(Saved data entries)
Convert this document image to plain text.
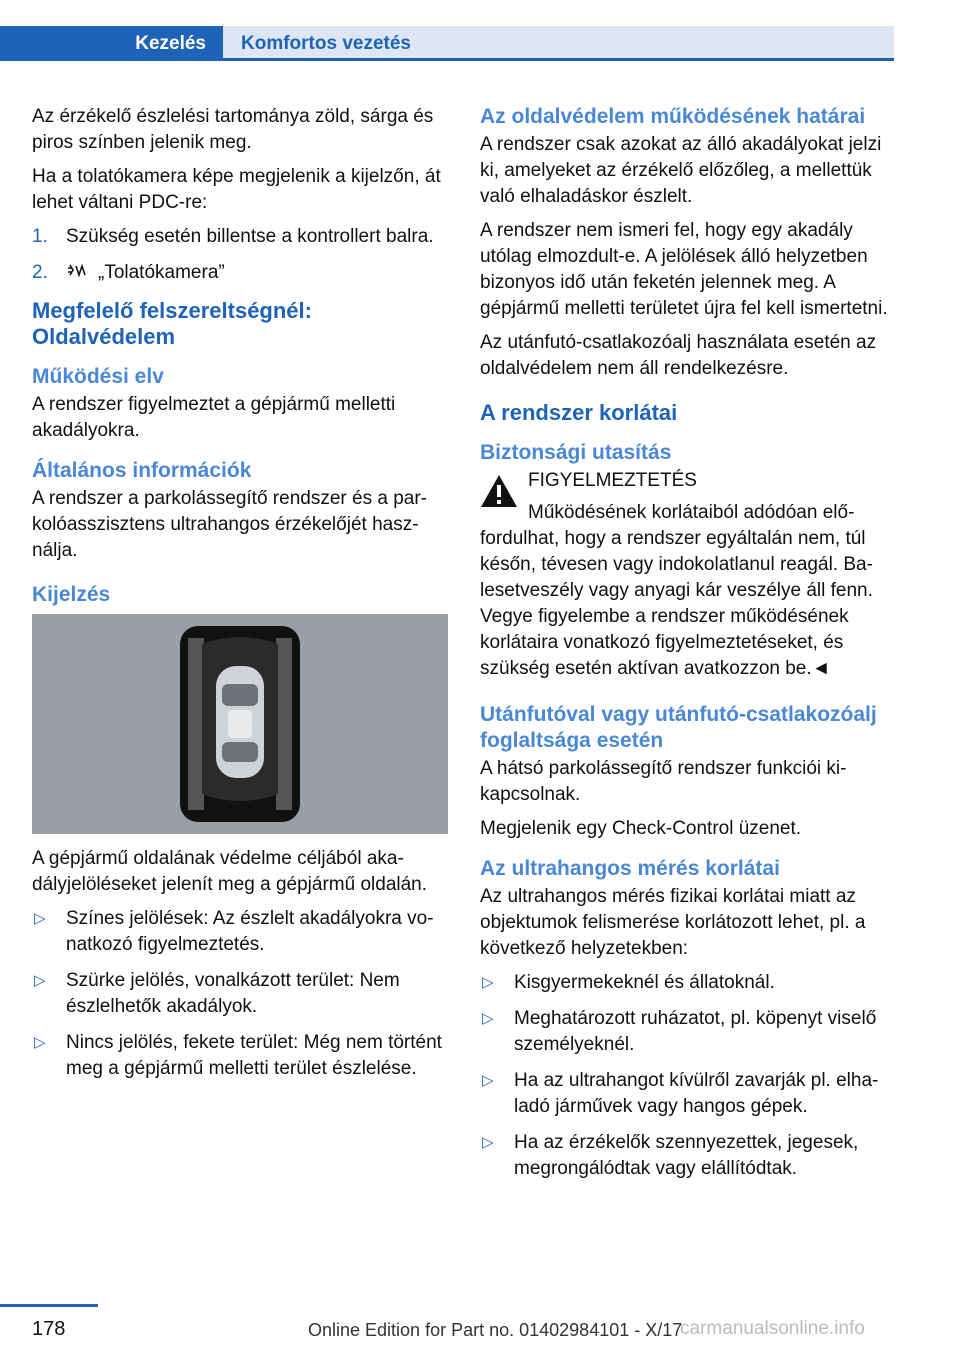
Kezelés	Komfortos vezetés

Az érzékelő észlelési tartománya zöld, sárga és piros színben jelenik meg.

Ha a tolatókamera képe megjelenik a kijelzőn, át lehet váltani PDC-re:

1. Szükség esetén billentse a kontrollert balra.
2.	„Tolatókamera”
Megfelelő felszereltségnél: Oldalvédelem
Működési elv

A rendszer figyelmeztet a gépjármű melletti akadályokra.

Általános információk

A rendszer a parkolássegítő rendszer és a parkolóasszisztens ultrahangos érzékelőjét használja.

Kijelzés

A gépjármű oldalának védelme céljából akadályjelöléseket jelenít meg a gépjármű oldalán.

▷ Színes jelölések: Az észlelt akadályokra vonatkozó figyelmeztetés.
▷ Szürke jelölés, vonalkázott terület: Nem észlelhetők akadályok.
▷ Nincs jelölés, fekete terület: Még nem történt meg a gépjármű melletti terület észlelése.
Az oldalvédelem működésének határai

A rendszer csak azokat az álló akadályokat jelzi ki, amelyeket az érzékelő előzőleg, a mellettük való elhaladáskor észlelt.

A rendszer nem ismeri fel, hogy egy akadály utólag elmozdult-e. A jelölések álló helyzetben bizonyos idő után feketén jelennek meg. A gépjármű melletti területet újra fel kell ismertetni.

Az utánfutó-csatlakozóalj használata esetén az oldalvédelem nem áll rendelkezésre.

A rendszer korlátai
Biztonsági utasítás

FIGYELMEZTETÉS

Működésének korlátaiból adódóan előfordulhat, hogy a rendszer egyáltalán nem, túl későn, tévesen vagy indokolatlanul reagál. Balesetveszély vagy anyagi kár veszélye áll fenn. Vegye figyelembe a rendszer működésének korlátaira vonatkozó figyelmeztetéseket, és szükség esetén aktívan avatkozzon be.◄

Utánfutóval vagy utánfutó-csatlakozóalj foglaltsága esetén

A hátsó parkolássegítő rendszer funkciói kikapcsolnak.

Megjelenik egy Check-Control üzenet.

Az ultrahangos mérés korlátai

Az ultrahangos mérés fizikai korlátai miatt az objektumok felismerése korlátozott lehet, pl. a következő helyzetekben:

▷ Kisgyermekeknél és állatoknál.
▷ Meghatározott ruházatot, pl. köpenyt viselő személyeknél.
▷ Ha az ultrahangot kívülről zavarják pl. elhaladó járművek vagy hangos gépek.
▷ Ha az érzékelők szennyezettek, jegesek, megrongálódtak vagy elállítódtak.
178	Online Edition for Part no. 01402984101 - X/17
carmanualsonline.info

* **Job**:
Each line of the data is to be duplicated exactly; pictures stay out of the copy.

* **The result**:
Convert this document image to plain text.
Kezelés	Komfortos vezetés

Az érzékelő észlelési tartománya zöld, sárga és piros színben jelenik meg.

Ha a tolatókamera képe megjelenik a kijelzőn, át lehet váltani PDC-re:

1. Szükség esetén billentse a kontrollert balra.
2.	„Tolatókamera”
Megfelelő felszereltségnél: Oldalvédelem
Működési elv

A rendszer figyelmeztet a gépjármű melletti akadályokra.

Általános információk

A rendszer a parkolássegítő rendszer és a parkolóasszisztens ultrahangos érzékelőjét használja.

Kijelzés

A gépjármű oldalának védelme céljából akadályjelöléseket jelenít meg a gépjármű oldalán.

▷ Színes jelölések: Az észlelt akadályokra vonatkozó figyelmeztetés.
▷ Szürke jelölés, vonalkázott terület: Nem észlelhetők akadályok.
▷ Nincs jelölés, fekete terület: Még nem történt meg a gépjármű melletti terület észlelése.
Az oldalvédelem működésének határai

A rendszer csak azokat az álló akadályokat jelzi ki, amelyeket az érzékelő előzőleg, a mellettük való elhaladáskor észlelt.

A rendszer nem ismeri fel, hogy egy akadály utólag elmozdult-e. A jelölések álló helyzetben bizonyos idő után feketén jelennek meg. A gépjármű melletti területet újra fel kell ismertetni.

Az utánfutó-csatlakozóalj használata esetén az oldalvédelem nem áll rendelkezésre.

A rendszer korlátai
Biztonsági utasítás

FIGYELMEZTETÉS

Működésének korlátaiból adódóan előfordulhat, hogy a rendszer egyáltalán nem, túl későn, tévesen vagy indokolatlanul reagál. Balesetveszély vagy anyagi kár veszélye áll fenn. Vegye figyelembe a rendszer működésének korlátaira vonatkozó figyelmeztetéseket, és szükség esetén aktívan avatkozzon be.◄

Utánfutóval vagy utánfutó-csatlakozóalj foglaltsága esetén

A hátsó parkolássegítő rendszer funkciói kikapcsolnak.

Megjelenik egy Check-Control üzenet.

Az ultrahangos mérés korlátai

Az ultrahangos mérés fizikai korlátai miatt az objektumok felismerése korlátozott lehet, pl. a következő helyzetekben:

▷ Kisgyermekeknél és állatoknál.
▷ Meghatározott ruházatot, pl. köpenyt viselő személyeknél.
▷ Ha az ultrahangot kívülről zavarják pl. elhaladó járművek vagy hangos gépek.
▷ Ha az érzékelők szennyezettek, jegesek, megrongálódtak vagy elállítódtak.
178	Online Edition for Part no. 01402984101 - X/17
carmanualsonline.info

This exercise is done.